— start —
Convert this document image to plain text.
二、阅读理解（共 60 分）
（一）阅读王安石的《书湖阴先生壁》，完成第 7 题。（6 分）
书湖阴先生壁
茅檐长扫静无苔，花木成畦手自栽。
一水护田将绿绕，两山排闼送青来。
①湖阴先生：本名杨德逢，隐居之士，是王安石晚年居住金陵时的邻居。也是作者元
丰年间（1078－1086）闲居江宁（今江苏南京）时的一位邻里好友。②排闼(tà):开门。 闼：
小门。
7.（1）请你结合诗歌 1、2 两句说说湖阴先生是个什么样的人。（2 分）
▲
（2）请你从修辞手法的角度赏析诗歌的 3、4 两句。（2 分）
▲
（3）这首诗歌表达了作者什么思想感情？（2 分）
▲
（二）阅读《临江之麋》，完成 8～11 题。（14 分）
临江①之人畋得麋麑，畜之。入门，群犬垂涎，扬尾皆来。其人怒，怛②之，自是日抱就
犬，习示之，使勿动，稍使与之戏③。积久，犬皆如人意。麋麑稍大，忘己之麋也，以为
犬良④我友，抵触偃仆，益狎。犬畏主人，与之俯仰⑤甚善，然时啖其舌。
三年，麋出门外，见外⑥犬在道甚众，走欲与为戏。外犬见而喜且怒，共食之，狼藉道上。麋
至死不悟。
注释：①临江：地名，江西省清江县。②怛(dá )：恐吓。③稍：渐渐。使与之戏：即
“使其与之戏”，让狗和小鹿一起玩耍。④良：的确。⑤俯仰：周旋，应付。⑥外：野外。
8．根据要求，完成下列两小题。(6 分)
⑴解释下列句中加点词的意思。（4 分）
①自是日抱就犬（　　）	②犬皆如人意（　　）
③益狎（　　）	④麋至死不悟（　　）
— end —
— start —
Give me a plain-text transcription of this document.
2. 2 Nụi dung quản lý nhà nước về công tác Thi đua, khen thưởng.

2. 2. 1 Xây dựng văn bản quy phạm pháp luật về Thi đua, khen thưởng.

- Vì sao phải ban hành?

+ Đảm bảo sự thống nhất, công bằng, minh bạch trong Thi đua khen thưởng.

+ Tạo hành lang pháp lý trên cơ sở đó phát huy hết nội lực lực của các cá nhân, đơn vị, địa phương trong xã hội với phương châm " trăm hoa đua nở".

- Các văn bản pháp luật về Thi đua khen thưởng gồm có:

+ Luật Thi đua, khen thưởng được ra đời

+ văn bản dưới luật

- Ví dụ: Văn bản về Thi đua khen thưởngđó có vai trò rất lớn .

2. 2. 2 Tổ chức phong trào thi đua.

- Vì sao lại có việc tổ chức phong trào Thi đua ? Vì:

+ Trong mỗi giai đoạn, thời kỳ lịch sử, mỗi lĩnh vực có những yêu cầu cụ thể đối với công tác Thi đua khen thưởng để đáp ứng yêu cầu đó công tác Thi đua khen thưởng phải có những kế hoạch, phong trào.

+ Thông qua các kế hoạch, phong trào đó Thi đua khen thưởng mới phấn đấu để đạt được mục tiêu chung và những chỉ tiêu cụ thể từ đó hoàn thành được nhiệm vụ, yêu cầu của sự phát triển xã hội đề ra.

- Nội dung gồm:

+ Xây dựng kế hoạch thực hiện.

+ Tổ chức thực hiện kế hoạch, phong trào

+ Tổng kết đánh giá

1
— end —
§ **Given instruction**
Return only those lines of the records that contain the string "phát".

§ **Solution to the problem**
+ Tạo hành lang pháp lý trên cơ sở đó phát huy hết nội lực lực của các cá nhân, đơn vị, địa phương trong xã hội với phương châm " trăm hoa đua nở".
+ Thông qua các kế hoạch, phong trào đó Thi đua khen thưởng mới phấn đấu để đạt được mục tiêu chung và những chỉ tiêu cụ thể từ đó hoàn thành được nhiệm vụ, yêu cầu của sự phát triển xã hội đề ra.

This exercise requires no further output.